##### Data for this task

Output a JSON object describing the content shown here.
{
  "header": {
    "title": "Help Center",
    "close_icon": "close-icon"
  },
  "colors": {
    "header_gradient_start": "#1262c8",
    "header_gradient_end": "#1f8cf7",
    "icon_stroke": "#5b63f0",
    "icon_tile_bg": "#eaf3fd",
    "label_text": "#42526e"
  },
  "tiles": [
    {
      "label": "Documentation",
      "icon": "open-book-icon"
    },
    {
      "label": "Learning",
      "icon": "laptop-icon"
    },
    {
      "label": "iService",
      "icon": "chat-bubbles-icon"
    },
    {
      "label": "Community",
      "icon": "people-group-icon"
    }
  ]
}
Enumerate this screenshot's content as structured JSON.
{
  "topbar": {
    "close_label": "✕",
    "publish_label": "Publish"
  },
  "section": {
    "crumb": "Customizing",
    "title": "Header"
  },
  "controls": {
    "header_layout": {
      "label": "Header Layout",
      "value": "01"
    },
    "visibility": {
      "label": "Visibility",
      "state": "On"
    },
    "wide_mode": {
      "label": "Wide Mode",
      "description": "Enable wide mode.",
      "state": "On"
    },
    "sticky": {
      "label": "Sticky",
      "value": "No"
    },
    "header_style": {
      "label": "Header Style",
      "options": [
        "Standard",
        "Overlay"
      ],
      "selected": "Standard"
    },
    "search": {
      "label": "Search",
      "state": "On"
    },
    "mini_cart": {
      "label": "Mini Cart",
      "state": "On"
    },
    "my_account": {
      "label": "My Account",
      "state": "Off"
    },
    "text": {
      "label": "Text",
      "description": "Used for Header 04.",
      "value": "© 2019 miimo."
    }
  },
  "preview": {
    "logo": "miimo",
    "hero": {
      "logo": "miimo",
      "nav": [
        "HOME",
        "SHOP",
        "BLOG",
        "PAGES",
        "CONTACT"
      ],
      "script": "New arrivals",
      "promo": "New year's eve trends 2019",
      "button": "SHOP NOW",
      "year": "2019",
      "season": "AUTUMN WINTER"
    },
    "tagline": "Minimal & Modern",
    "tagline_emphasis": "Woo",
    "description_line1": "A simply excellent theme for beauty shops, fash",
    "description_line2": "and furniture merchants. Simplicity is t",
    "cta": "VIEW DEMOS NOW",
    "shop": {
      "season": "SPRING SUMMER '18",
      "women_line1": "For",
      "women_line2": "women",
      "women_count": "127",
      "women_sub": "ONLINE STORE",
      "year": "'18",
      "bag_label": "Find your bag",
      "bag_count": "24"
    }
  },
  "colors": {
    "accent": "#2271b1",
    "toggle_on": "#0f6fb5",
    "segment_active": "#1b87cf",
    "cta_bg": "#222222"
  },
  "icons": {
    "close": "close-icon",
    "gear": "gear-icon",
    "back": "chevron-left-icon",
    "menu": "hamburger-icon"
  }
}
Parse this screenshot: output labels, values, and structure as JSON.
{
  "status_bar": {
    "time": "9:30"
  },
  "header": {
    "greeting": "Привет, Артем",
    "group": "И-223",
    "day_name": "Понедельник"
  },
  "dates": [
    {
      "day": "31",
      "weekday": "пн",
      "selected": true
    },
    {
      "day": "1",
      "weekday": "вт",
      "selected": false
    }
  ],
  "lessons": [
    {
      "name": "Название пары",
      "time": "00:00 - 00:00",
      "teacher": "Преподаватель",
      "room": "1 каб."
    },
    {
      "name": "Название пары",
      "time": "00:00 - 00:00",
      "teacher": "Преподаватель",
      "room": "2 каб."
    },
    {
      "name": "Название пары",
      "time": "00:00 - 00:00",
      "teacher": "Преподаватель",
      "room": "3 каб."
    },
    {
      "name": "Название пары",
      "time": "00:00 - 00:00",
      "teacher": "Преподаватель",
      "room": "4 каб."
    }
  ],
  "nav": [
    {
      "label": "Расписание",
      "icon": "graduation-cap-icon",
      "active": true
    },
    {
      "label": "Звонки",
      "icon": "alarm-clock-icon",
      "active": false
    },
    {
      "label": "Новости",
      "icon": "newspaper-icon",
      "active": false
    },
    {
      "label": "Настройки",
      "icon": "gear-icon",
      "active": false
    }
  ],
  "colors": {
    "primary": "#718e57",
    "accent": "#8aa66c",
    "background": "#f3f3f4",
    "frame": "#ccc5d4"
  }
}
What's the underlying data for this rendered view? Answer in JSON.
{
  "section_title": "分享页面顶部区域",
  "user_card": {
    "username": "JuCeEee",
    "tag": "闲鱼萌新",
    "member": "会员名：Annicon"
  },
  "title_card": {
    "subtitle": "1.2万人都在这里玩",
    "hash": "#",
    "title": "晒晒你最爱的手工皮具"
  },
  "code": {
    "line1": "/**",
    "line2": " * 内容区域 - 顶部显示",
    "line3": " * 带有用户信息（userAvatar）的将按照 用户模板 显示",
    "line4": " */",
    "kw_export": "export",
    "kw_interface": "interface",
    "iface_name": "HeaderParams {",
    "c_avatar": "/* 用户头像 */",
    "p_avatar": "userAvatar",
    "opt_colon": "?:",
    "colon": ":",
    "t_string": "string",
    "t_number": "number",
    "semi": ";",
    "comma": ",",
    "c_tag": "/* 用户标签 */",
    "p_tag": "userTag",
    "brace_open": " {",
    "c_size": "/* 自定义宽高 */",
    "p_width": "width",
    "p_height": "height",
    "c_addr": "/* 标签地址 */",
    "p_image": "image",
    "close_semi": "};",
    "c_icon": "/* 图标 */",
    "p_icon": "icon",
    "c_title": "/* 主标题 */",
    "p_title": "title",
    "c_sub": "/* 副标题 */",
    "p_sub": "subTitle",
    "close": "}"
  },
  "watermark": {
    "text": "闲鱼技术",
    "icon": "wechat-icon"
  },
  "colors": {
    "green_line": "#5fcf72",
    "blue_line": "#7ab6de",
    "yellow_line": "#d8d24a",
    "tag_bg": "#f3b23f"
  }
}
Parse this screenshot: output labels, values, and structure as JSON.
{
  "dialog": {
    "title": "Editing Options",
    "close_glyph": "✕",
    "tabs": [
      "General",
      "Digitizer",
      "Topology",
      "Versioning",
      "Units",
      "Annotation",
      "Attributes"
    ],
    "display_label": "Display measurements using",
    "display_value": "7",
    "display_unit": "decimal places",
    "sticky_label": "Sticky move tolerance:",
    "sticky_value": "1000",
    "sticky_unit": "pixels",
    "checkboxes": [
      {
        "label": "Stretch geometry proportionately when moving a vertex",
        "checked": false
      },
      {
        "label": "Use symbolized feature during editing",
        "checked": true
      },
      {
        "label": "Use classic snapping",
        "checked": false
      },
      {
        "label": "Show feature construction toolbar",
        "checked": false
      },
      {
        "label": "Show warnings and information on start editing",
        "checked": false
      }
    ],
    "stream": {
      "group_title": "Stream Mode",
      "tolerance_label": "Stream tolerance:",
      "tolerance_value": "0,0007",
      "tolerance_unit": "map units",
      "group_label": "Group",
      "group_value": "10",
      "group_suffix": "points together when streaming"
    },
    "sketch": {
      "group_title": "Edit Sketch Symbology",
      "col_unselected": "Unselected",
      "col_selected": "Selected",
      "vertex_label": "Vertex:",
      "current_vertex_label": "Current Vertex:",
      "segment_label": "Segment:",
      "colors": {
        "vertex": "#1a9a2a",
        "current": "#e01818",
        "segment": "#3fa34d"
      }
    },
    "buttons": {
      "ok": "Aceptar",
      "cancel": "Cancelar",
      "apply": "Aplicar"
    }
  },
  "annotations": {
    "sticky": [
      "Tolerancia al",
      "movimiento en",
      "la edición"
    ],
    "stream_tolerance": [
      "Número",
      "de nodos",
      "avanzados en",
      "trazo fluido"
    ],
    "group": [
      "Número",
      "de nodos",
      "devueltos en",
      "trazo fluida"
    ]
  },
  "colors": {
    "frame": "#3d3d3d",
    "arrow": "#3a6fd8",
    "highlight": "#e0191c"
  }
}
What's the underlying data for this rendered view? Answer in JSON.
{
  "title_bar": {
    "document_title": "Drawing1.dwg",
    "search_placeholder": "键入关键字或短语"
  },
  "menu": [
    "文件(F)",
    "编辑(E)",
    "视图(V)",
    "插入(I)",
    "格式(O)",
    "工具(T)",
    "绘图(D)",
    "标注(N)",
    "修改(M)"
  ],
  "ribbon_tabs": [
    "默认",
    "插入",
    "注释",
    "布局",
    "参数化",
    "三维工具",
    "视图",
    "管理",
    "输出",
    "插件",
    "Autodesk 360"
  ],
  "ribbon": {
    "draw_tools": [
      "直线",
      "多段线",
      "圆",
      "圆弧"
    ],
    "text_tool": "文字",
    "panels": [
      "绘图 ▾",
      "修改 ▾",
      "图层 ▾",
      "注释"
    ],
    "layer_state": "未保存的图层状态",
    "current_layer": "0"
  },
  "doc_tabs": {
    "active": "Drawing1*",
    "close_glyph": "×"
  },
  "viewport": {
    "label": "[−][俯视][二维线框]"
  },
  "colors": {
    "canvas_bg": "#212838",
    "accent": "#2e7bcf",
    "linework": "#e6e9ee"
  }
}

##########

**Stated goal:** Go through the records and pull out each line that includes the word "when".

**Worked solution:**
        "label": "Stretch geometry proportionately when moving a vertex",
      "group_suffix": "points together when streaming"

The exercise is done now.